(Rows from a figure dataset)

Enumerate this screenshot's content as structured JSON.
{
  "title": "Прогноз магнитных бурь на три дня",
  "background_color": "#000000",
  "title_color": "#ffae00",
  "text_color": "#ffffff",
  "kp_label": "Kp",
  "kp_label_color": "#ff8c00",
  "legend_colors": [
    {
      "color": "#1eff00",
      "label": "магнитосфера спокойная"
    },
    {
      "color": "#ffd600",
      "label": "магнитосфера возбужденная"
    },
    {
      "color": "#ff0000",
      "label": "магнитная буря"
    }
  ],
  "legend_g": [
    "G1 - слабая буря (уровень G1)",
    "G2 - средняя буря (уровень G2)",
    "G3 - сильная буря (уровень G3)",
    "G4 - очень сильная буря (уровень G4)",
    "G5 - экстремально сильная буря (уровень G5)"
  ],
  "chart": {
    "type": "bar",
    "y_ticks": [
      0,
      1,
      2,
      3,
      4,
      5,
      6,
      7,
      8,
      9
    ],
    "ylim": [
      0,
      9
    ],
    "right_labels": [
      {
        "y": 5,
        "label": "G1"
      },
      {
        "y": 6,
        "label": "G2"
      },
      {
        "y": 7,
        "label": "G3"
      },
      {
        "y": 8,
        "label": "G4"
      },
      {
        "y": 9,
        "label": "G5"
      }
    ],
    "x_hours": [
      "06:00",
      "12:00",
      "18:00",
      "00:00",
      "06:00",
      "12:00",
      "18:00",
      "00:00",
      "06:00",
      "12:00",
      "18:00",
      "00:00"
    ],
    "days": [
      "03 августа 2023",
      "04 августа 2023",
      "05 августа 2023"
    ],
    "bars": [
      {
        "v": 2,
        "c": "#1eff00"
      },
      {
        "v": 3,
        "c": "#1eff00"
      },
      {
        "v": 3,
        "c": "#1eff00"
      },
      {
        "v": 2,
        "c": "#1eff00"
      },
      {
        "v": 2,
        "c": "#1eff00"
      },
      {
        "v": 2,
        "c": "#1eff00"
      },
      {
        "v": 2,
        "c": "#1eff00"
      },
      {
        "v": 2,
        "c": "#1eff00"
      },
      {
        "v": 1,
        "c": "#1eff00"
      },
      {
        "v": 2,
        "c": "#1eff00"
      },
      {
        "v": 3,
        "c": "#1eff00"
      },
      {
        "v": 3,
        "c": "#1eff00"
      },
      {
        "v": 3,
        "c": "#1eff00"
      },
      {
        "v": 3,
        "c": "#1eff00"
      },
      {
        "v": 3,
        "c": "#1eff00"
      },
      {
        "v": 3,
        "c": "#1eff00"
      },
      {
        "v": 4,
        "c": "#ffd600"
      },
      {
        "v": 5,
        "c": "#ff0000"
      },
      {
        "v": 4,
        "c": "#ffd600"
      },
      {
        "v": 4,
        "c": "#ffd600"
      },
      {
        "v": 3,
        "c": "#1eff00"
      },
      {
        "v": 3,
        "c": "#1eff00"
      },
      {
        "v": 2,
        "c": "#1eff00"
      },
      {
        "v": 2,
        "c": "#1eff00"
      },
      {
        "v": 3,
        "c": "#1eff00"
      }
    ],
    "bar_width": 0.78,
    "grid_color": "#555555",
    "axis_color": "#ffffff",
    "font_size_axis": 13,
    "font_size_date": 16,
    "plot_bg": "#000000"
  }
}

▸ Objective:
Extract all lines containing the word "ffffff".

▸ Written solution:
  "text_color": "#ffffff",
    "axis_color": "#ffffff",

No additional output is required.